> [EXERCISE MATERIALS]

>>>

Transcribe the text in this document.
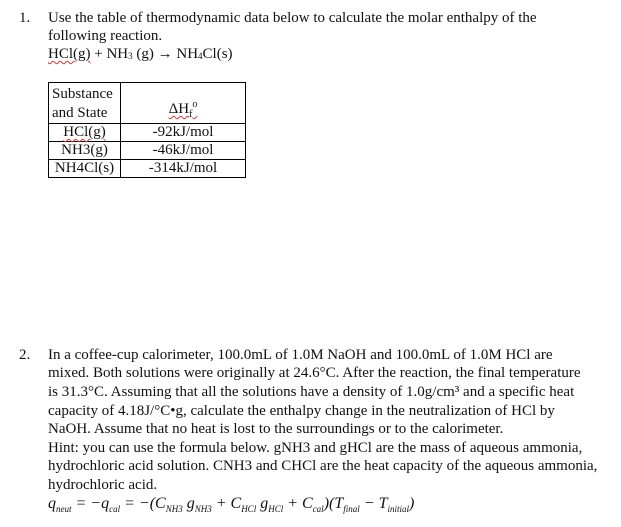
1. Use the table of thermodynamic data below to calculate the molar enthalpy of the
following reaction.
$HCl(g) + NH_3$ $(g) \to NH_4Cl(s)$
Substance
and State	$\Delta H_f^o$
HCl(g)	-92kJ/mol
NH3(g)	-46kJ/mol
NH4Cl(s)	-314kJ/mol
2. In a coffee-cup calorimeter, 100.0mL of 1.0M NaOH and 100.0mL of 1.0M HCl are
mixed. Both solutions were originally at 24.6°C. After the reaction, the final temperature
is 31.3°C. Assuming that all the solutions have a density of 1.0g/cm³ and a specific heat
capacity of 4.18J/°C•g, calculate the enthalpy change in the neutralization of HCl by
NaOH. Assume that no heat is lost to the surroundings or to the calorimeter.
Hint: you can use the formula below. gNH3 and gHCl are the mass of aqueous ammonia,
hydrochloric acid solution. CNH3 and CHCl are the heat capacity of the aqueous ammonia,
hydrochloric acid.
$q_{neut} = -q_{cal} = -(C_{NH3}$ $g_{NH3} + C_{HCl}$ $g_{HCl} + C_{cal})(T_{final} - T_{initial})$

<<<

> [EXERCISE DIRECTIONS] Leave out the pictures and return every record word for word.

> [TASK SOLUTION]
Transcribe the text in this document.
1. Use the table of thermodynamic data below to calculate the molar enthalpy of the
following reaction.
$HCl(g) + NH_3$ $(g) \to NH_4Cl(s)$
Substance
and State	$\Delta H_f^o$
HCl(g)	-92kJ/mol
NH3(g)	-46kJ/mol
NH4Cl(s)	-314kJ/mol
2. In a coffee-cup calorimeter, 100.0mL of 1.0M NaOH and 100.0mL of 1.0M HCl are
mixed. Both solutions were originally at 24.6°C. After the reaction, the final temperature
is 31.3°C. Assuming that all the solutions have a density of 1.0g/cm³ and a specific heat
capacity of 4.18J/°C•g, calculate the enthalpy change in the neutralization of HCl by
NaOH. Assume that no heat is lost to the surroundings or to the calorimeter.
Hint: you can use the formula below. gNH3 and gHCl are the mass of aqueous ammonia,
hydrochloric acid solution. CNH3 and CHCl are the heat capacity of the aqueous ammonia,
hydrochloric acid.
$q_{neut} = -q_{cal} = -(C_{NH3}$ $g_{NH3} + C_{HCl}$ $g_{HCl} + C_{cal})(T_{final} - T_{initial})$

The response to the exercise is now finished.